> _WHAT THE EXERCISE ASKS_
Set down, word for word, the part of the board game playtesting text starting with "AI as Evaluator: Search" and going on through "Ticket to Ride.".

STUDY TEXT START

Search Driven Playtesting of Modern Board Games
A demonstration of how AI can be useful in the game design and development process of a modern board game. By using an artificial intelligence algorithm to play a substantial amount of matches of the board game and collecting data, we can analyze several features of the gameplay as well as of the game board. Results revealed loopholes in the game’s rules and pointed towards trends in how the game is played. We are then led to the conclusion that large scale simulation utilizing artificial intelligence can offer valuable information regarding modern board games and their designs that would ordinarily be prohibitively expensive or time-consuming to discover manually.
AI as Evaluator: Search Driven Playtesting of Modern Board Games
Fernando De Mesentier Silva, Scott Lee, Julian Togelius and Andy Nealen
AAAI 2017 Workshop on What’s Next for AI in Games
Description: Pilot study using the board game Ticket to Ride.

STUDY TEXT END
DATA EXTRACT START

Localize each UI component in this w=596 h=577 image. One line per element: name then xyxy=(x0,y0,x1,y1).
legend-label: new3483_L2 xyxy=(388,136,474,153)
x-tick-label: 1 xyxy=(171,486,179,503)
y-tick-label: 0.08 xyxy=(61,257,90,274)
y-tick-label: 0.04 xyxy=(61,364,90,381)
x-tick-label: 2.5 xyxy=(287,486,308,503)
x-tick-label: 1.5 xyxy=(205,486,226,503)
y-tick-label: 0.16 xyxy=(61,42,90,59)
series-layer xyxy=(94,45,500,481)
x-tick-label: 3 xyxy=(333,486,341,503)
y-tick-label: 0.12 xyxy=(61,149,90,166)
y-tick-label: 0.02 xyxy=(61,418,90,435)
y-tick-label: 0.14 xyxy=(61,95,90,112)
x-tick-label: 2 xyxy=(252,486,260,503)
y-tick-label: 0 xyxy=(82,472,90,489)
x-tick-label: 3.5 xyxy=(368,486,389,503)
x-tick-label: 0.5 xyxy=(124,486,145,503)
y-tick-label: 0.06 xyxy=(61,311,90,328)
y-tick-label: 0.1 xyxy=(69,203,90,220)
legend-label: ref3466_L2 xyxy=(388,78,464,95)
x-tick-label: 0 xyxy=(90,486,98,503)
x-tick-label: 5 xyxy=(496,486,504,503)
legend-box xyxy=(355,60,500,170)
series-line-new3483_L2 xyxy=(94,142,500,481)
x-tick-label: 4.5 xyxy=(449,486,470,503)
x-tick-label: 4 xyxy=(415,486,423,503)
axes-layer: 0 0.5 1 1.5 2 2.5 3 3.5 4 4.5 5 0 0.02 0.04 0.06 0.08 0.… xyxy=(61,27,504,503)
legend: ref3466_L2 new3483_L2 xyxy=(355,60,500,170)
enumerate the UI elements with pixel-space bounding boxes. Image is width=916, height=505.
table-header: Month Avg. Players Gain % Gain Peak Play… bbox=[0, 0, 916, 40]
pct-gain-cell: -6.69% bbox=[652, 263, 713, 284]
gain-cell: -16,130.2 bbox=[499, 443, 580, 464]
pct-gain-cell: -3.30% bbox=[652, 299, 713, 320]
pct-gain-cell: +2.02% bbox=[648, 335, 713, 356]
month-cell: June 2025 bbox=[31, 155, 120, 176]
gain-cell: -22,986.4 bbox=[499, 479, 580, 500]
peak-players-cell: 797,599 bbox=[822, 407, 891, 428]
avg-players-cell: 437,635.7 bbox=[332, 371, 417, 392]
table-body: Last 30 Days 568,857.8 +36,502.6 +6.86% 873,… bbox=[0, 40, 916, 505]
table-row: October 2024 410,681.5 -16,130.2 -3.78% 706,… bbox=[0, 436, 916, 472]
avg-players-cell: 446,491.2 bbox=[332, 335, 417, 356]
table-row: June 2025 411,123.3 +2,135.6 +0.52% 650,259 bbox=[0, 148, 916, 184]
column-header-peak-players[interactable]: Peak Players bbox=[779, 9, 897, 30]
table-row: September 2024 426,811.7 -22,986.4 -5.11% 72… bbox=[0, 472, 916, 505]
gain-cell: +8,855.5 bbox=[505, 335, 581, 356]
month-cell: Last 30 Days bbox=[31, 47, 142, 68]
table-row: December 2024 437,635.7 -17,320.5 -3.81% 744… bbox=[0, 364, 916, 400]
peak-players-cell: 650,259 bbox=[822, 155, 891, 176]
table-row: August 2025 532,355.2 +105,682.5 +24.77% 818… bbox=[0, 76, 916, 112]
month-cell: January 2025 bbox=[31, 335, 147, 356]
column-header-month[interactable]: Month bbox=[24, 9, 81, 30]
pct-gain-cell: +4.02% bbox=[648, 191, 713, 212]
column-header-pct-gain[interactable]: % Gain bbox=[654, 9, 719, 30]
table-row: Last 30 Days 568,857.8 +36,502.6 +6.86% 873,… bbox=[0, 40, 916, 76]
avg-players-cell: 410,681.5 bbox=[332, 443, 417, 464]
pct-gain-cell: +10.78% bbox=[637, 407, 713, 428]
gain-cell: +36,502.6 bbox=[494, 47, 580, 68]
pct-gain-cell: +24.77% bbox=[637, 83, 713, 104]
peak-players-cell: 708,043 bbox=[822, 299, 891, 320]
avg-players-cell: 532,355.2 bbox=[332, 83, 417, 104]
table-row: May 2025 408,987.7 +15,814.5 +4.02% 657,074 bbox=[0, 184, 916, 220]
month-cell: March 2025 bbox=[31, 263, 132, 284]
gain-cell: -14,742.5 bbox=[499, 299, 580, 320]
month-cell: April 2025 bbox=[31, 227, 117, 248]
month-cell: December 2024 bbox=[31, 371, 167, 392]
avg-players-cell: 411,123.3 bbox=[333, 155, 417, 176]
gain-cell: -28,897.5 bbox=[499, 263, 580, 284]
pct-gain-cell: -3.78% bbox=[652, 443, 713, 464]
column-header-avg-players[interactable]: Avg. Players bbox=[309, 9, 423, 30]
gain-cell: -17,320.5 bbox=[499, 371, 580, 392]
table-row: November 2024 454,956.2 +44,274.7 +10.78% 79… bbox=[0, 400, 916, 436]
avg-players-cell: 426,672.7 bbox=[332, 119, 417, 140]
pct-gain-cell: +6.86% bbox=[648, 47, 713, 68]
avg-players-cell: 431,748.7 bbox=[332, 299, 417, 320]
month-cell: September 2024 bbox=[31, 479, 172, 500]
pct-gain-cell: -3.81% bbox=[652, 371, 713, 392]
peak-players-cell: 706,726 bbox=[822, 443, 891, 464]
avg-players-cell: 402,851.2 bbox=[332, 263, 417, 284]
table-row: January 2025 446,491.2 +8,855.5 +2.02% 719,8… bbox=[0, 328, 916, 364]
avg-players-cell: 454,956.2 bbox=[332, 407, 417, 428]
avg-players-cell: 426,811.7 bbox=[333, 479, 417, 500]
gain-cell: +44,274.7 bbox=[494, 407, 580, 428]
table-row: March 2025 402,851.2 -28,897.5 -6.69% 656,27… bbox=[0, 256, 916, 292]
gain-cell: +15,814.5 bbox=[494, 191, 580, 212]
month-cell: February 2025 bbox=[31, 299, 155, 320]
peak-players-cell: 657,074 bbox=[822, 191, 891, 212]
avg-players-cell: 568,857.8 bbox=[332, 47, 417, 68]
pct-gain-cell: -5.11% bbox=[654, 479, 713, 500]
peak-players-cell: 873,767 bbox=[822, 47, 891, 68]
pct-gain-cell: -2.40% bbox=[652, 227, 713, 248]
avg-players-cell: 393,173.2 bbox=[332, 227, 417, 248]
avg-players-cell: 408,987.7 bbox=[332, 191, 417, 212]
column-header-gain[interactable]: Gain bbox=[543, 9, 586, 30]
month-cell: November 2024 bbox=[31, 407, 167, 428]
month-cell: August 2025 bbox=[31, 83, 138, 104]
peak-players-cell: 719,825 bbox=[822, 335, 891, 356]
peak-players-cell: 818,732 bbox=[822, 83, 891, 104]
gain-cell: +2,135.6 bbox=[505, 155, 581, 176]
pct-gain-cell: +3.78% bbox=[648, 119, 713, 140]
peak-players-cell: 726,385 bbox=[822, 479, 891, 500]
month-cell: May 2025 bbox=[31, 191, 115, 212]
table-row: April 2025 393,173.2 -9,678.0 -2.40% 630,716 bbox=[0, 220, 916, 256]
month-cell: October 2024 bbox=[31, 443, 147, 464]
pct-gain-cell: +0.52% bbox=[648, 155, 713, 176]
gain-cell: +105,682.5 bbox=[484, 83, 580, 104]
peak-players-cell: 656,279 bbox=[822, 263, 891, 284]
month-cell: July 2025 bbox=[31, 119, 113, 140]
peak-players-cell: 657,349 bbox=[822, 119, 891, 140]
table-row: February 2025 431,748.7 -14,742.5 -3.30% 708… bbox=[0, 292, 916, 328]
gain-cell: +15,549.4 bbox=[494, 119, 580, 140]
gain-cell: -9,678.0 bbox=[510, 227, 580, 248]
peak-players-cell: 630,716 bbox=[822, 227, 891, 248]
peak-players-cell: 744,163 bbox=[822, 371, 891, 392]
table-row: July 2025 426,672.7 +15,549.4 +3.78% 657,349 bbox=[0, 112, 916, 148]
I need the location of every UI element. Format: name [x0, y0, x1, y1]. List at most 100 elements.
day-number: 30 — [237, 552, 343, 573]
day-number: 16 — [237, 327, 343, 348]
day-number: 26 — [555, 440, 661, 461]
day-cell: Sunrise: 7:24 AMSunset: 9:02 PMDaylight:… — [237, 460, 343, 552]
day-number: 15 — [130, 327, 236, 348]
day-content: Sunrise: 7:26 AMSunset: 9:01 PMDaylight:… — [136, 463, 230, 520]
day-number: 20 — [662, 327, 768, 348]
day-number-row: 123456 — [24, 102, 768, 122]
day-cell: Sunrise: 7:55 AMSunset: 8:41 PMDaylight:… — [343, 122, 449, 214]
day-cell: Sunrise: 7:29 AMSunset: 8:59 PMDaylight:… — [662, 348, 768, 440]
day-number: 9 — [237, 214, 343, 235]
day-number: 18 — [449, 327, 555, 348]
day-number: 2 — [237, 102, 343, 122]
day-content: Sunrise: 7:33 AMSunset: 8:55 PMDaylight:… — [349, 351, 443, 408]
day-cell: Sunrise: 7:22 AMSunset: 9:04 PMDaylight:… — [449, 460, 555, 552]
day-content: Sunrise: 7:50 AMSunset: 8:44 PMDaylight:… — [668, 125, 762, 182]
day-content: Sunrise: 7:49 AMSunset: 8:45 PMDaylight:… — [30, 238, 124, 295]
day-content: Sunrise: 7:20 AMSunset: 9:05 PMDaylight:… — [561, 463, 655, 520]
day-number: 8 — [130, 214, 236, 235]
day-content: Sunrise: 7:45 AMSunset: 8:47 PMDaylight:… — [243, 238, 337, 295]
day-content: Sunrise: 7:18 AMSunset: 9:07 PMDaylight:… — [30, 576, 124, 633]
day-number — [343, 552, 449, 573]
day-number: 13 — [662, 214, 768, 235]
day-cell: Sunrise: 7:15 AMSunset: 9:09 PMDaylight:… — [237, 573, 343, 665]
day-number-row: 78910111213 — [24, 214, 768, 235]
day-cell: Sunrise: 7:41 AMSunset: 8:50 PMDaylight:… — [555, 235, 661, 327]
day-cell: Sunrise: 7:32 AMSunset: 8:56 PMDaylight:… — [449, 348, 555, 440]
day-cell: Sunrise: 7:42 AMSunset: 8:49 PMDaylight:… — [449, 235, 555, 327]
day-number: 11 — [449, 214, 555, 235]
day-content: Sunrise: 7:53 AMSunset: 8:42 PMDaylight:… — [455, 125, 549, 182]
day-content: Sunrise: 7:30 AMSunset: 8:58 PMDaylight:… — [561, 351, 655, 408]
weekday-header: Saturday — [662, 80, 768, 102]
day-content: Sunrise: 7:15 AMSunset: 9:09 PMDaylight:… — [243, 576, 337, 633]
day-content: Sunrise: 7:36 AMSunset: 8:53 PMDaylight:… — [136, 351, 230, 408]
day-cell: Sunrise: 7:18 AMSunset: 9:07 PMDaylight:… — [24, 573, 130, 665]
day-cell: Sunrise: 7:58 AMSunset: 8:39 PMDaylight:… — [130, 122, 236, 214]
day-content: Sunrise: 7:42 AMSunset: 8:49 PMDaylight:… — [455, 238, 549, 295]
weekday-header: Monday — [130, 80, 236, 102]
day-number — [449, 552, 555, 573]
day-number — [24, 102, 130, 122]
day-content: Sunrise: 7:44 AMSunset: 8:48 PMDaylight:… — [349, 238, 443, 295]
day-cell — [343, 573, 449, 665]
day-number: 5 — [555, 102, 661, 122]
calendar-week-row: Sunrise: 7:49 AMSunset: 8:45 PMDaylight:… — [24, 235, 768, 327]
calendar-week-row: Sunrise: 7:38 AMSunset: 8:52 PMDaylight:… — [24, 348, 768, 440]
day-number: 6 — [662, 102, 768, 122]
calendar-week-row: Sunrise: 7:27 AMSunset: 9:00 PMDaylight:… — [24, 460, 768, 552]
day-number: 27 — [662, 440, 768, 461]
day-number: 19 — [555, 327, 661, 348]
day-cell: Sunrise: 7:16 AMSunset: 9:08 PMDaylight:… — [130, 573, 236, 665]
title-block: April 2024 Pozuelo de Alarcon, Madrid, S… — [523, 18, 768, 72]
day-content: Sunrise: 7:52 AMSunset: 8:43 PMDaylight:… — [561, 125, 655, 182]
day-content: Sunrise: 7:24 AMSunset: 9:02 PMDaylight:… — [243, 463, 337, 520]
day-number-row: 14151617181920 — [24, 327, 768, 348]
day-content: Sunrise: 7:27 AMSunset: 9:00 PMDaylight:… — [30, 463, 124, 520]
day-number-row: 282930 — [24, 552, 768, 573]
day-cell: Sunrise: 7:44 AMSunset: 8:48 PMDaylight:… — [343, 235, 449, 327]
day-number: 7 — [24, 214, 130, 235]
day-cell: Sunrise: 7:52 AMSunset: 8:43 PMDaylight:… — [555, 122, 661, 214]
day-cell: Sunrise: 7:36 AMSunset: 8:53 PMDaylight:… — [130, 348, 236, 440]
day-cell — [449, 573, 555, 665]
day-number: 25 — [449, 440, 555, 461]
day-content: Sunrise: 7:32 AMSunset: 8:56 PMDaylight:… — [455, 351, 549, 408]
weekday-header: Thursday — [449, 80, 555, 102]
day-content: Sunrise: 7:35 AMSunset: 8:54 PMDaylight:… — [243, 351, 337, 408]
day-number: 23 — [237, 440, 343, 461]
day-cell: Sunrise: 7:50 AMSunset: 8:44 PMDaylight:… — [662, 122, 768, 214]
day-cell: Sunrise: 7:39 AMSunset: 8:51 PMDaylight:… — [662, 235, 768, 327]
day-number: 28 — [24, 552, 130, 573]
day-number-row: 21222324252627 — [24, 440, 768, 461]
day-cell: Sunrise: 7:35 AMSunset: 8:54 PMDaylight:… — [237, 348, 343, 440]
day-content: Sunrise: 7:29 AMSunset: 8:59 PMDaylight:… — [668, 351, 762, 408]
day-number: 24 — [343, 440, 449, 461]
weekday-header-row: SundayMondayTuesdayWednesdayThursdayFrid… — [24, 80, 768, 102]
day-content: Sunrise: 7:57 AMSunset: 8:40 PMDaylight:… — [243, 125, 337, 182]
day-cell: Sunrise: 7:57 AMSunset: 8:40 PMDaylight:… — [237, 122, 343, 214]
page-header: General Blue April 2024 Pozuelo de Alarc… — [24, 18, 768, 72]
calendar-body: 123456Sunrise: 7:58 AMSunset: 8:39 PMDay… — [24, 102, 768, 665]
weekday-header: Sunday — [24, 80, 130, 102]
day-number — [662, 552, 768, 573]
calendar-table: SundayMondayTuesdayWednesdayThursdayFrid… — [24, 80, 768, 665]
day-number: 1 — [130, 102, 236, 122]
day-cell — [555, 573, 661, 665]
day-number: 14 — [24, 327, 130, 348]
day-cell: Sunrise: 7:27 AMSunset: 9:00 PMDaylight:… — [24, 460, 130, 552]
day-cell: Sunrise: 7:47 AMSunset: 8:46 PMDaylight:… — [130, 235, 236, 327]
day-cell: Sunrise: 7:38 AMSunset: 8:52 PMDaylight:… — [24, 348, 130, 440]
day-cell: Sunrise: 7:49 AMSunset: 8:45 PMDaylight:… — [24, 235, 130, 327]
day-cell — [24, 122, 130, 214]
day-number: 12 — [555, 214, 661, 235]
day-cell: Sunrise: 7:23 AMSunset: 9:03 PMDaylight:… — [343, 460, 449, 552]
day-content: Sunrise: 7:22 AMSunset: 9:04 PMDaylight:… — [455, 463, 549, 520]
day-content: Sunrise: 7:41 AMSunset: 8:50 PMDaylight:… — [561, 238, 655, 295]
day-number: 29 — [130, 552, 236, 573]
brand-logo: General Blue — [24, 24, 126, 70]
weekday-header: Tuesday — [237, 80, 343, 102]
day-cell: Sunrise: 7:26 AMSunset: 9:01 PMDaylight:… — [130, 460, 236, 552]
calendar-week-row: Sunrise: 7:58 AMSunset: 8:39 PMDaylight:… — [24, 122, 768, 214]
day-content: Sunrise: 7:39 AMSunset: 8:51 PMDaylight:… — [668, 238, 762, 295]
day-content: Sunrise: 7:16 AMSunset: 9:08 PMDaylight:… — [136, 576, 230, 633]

DATA EXTRACT END

> _SOLUTION BELOW_
AI as Evaluator: Search Driven Playtesting of Modern Board Games
Fernando De Mesentier Silva, Scott Lee, Julian Togelius and Andy Nealen
AAAI 2017 Workshop on What’s Next for AI in Games
Description: Pilot study using the board game Ticket to Ride.